» **Data excerpts**
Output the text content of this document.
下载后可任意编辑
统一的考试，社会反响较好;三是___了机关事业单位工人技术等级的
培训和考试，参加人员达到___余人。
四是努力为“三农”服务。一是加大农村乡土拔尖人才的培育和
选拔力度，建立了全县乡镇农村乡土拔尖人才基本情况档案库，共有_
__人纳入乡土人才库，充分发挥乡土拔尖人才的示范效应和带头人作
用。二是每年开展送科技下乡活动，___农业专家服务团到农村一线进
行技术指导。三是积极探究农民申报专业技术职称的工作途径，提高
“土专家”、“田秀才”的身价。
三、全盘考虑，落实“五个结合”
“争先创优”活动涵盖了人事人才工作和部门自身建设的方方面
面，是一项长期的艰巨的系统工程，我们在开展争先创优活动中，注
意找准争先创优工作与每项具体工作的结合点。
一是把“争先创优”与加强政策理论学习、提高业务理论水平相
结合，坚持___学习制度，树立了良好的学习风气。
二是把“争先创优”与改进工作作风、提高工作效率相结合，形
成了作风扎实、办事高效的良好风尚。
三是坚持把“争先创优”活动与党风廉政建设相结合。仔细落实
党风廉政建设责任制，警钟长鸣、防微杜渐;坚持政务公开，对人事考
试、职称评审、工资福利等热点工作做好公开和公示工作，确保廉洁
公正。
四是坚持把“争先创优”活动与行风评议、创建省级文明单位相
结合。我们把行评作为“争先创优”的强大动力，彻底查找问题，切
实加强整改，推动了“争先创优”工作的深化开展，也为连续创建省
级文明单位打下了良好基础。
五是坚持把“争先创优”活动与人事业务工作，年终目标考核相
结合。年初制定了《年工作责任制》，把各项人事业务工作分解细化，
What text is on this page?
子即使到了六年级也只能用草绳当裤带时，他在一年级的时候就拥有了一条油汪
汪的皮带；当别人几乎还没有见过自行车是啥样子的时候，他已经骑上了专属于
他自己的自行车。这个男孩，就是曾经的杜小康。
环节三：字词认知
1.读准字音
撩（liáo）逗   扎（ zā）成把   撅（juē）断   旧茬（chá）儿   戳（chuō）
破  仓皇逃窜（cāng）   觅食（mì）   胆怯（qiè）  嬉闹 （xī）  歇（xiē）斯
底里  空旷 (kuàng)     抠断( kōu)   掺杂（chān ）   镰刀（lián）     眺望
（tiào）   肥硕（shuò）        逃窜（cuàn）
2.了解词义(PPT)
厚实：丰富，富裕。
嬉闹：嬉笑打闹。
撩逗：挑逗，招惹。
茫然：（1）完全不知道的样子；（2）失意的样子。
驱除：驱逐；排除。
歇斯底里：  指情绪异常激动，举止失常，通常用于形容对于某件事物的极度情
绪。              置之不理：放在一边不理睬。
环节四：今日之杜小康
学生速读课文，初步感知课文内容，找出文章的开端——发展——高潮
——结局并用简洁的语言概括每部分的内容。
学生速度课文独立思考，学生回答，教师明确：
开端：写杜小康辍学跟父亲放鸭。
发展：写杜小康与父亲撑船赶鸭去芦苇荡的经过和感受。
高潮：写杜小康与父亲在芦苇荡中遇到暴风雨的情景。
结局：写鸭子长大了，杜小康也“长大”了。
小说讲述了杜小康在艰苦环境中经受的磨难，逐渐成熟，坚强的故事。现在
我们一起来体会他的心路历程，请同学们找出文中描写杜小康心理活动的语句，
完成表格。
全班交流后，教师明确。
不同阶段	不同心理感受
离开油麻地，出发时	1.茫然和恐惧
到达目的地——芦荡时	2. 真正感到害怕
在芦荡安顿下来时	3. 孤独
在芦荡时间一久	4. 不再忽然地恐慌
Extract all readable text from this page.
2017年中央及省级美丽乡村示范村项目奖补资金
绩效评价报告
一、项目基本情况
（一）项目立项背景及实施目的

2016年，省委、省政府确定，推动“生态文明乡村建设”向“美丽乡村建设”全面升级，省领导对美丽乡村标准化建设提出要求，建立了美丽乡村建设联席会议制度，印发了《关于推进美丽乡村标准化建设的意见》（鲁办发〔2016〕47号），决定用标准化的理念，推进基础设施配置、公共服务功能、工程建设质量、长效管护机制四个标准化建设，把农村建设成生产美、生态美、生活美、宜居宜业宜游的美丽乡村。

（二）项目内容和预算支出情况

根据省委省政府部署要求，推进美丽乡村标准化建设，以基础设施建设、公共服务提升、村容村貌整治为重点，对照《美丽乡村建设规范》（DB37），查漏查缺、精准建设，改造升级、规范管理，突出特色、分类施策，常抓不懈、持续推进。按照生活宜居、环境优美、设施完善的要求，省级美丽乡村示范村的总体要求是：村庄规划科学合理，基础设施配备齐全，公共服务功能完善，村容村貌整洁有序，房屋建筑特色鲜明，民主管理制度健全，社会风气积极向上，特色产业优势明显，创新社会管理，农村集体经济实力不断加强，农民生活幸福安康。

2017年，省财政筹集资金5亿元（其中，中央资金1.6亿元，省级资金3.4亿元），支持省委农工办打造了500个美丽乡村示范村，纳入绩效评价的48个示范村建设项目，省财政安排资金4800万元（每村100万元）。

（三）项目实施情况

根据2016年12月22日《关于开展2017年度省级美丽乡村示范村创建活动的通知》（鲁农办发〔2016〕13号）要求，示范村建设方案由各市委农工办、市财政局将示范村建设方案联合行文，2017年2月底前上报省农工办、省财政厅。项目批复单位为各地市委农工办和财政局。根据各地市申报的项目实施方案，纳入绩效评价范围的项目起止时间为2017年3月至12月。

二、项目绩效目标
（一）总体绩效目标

» **REQUEST**
Each line that holds the word "page" should be extracted from the records.

» **OUTPUT FOR THIS TASK**
What text is on this page?
Extract all readable text from this page.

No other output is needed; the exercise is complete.